Data records
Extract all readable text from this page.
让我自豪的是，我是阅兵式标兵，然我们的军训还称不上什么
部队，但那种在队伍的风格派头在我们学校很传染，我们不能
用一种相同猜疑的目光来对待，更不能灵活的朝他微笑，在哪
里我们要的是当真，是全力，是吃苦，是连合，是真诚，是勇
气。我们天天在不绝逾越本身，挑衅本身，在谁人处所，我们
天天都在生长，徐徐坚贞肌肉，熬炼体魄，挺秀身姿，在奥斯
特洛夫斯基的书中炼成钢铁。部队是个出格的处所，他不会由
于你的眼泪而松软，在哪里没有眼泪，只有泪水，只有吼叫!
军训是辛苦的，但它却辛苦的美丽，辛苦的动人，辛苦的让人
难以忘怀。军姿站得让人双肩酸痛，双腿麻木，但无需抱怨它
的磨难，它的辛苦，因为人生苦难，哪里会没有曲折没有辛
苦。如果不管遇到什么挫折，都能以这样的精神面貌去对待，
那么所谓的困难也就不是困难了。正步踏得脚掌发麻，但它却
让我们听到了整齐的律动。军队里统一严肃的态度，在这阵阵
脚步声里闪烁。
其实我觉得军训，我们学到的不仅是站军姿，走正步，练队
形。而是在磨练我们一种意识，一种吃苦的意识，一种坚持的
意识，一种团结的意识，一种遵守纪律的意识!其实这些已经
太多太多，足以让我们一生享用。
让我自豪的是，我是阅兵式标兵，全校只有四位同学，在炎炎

- _Short problem_
The whole listing above needs to be written out again exactly.

- _Exercise solution_
Extract all readable text from this page.
让我自豪的是，我是阅兵式标兵，然我们的军训还称不上什么
部队，但那种在队伍的风格派头在我们学校很传染，我们不能
用一种相同猜疑的目光来对待，更不能灵活的朝他微笑，在哪
里我们要的是当真，是全力，是吃苦，是连合，是真诚，是勇
气。我们天天在不绝逾越本身，挑衅本身，在谁人处所，我们
天天都在生长，徐徐坚贞肌肉，熬炼体魄，挺秀身姿，在奥斯
特洛夫斯基的书中炼成钢铁。部队是个出格的处所，他不会由
于你的眼泪而松软，在哪里没有眼泪，只有泪水，只有吼叫!
军训是辛苦的，但它却辛苦的美丽，辛苦的动人，辛苦的让人
难以忘怀。军姿站得让人双肩酸痛，双腿麻木，但无需抱怨它
的磨难，它的辛苦，因为人生苦难，哪里会没有曲折没有辛
苦。如果不管遇到什么挫折，都能以这样的精神面貌去对待，
那么所谓的困难也就不是困难了。正步踏得脚掌发麻，但它却
让我们听到了整齐的律动。军队里统一严肃的态度，在这阵阵
脚步声里闪烁。
其实我觉得军训，我们学到的不仅是站军姿，走正步，练队
形。而是在磨练我们一种意识，一种吃苦的意识，一种坚持的
意识，一种团结的意识，一种遵守纪律的意识!其实这些已经
太多太多，足以让我们一生享用。
让我自豪的是，我是阅兵式标兵，全校只有四位同学，在炎炎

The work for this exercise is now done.